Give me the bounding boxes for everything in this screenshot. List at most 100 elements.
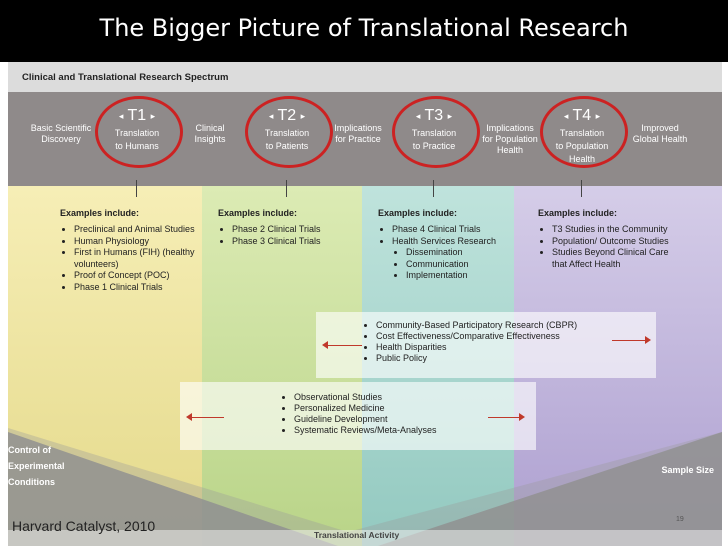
list-item: Studies Beyond Clinical Care that Affect… [552,247,678,270]
upper-right-arrow-line [612,340,646,341]
phase-label: ◂ T4 ▸ [540,107,624,125]
examples-t4: Examples include: T3 Studies in the Comm… [538,208,678,270]
t4-ring [540,96,628,168]
list-item: Implementation [406,270,518,282]
step-basic-discovery: Basic Scientific Discovery [30,123,92,144]
list-item: Communication [406,259,518,271]
step-implications-population: Implications for Population Health [482,123,538,155]
examples-heading: Examples include: [538,208,618,218]
phase-t4-desc: Translation to Population Health [555,128,609,165]
t1-connector [136,180,137,197]
left-arrow-icon [186,413,192,421]
translational-activity-label: Translational Activity [314,530,400,540]
t3-connector [433,180,434,197]
slide-title: The Bigger Picture of Translational Rese… [99,14,629,42]
header-title-strip [8,62,722,92]
examples-t1-list: Preclinical and Animal Studies Human Phy… [60,224,200,293]
list-item: Cost Effectiveness/Comparative Effective… [376,331,656,342]
list-item: Observational Studies [294,392,536,403]
list-item: Guideline Development [294,414,536,425]
examples-t2-list: Phase 2 Clinical Trials Phase 3 Clinical… [218,224,358,247]
list-item: Proof of Concept (POC) [74,270,200,282]
phase-t2-label: T2 [277,107,297,125]
phase-t3-label: T3 [424,107,444,125]
phase-label: ◂ T3 ▸ [392,107,476,125]
examples-t1: Examples include: Preclinical and Animal… [60,208,200,293]
list-item: Personalized Medicine [294,403,536,414]
phase-t1-desc: Translation to Humans [114,128,160,152]
list-item: First in Humans (FIH) (healthy volunteer… [74,247,200,270]
left-arrow-icon: ◂ [268,111,274,121]
control-wedge [8,432,338,546]
right-arrow-icon: ▸ [447,111,453,121]
right-arrow-icon: ▸ [300,111,306,121]
right-arrow-icon: ▸ [150,111,156,121]
t4-connector [581,180,582,197]
examples-t2: Examples include: Phase 2 Clinical Trial… [218,208,358,247]
examples-t3-list: Phase 4 Clinical Trials Health Services … [378,224,518,282]
sample-size-wedge [378,432,722,546]
list-item: Preclinical and Animal Studies [74,224,200,236]
phase-t4: ◂ T4 ▸ Translation to Population Health [540,107,624,166]
right-arrow-icon [645,336,651,344]
phase-t1-label: T1 [127,107,147,125]
list-item: Phase 3 Clinical Trials [232,236,358,248]
phase-t4-label: T4 [572,107,592,125]
t2-connector [286,180,287,197]
list-item: Phase 1 Clinical Trials [74,282,200,294]
right-arrow-icon [519,413,525,421]
list-item-label: Health Services Research [392,235,497,246]
examples-t4-list: T3 Studies in the Community Population/ … [538,224,678,270]
lower-left-arrow-line [190,417,224,418]
examples-heading: Examples include: [218,208,298,218]
lower-shading [8,428,722,546]
left-arrow-icon [322,341,328,349]
phase-label: ◂ T2 ▸ [245,107,329,125]
list-item: Phase 2 Clinical Trials [232,224,358,236]
list-item: Community-Based Participatory Research (… [376,320,656,331]
list-item: Public Policy [376,353,656,364]
spectrum-diagram: Clinical and Translational Research Spec… [8,62,722,546]
examples-heading: Examples include: [60,208,140,218]
t1-ring [95,96,183,168]
right-arrow-icon: ▸ [595,111,601,121]
slide-number: 19 [676,516,684,523]
lower-right-arrow-line [488,417,520,418]
slide-title-bar: The Bigger Picture of Translational Rese… [0,0,728,62]
lower-bar-list: Observational Studies Personalized Medic… [280,392,536,436]
step-implications-practice: Implications for Practice [334,123,382,144]
left-arrow-icon: ◂ [118,111,124,121]
phase-label: ◂ T1 ▸ [95,107,179,125]
lower-crosscutting-bar: Observational Studies Personalized Medic… [180,382,536,450]
source-credit: Harvard Catalyst, 2010 [12,518,156,534]
control-axis-label: Control of Experimental Conditions [8,445,65,487]
examples-t3-sublist: Dissemination Communication Implementati… [392,247,518,282]
list-item: Population/ Outcome Studies [552,236,678,248]
t3-ring [392,96,480,168]
phase-t3-desc: Translation to Practice [411,128,457,152]
footer-strip [8,530,722,546]
examples-t3: Examples include: Phase 4 Clinical Trial… [378,208,518,282]
sample-size-label: Sample Size [661,465,714,475]
list-item: Human Physiology [74,236,200,248]
list-item: Phase 4 Clinical Trials [392,224,518,236]
phase-t3: ◂ T3 ▸ Translation to Practice [392,107,476,153]
list-item: Systematic Reviews/Meta-Analyses [294,425,536,436]
left-arrow-icon: ◂ [563,111,569,121]
list-item: Health Disparities [376,342,656,353]
list-item: Dissemination [406,247,518,259]
upper-bar-list: Community-Based Participatory Research (… [362,320,656,364]
t2-ring [245,96,333,168]
examples-heading: Examples include: [378,208,458,218]
spectrum-title: Clinical and Translational Research Spec… [22,72,229,83]
left-arrow-icon: ◂ [415,111,421,121]
list-item: Health Services Research Dissemination C… [392,236,518,282]
phase-t2-desc: Translation to Patients [264,128,310,152]
step-improved-health: Improved Global Health [632,123,688,144]
upper-left-arrow-line [326,345,362,346]
step-clinical-insights: Clinical Insights [194,123,226,144]
upper-crosscutting-bar: Community-Based Participatory Research (… [316,312,656,378]
phase-t1: ◂ T1 ▸ Translation to Humans [95,107,179,153]
phase-t2: ◂ T2 ▸ Translation to Patients [245,107,329,153]
list-item: T3 Studies in the Community [552,224,678,236]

++++++++++

● Problem requirements: Tell how many lines in the records above carry the word "Participatory". Only the number should appear in the reply.

● Answer to this exercise: 3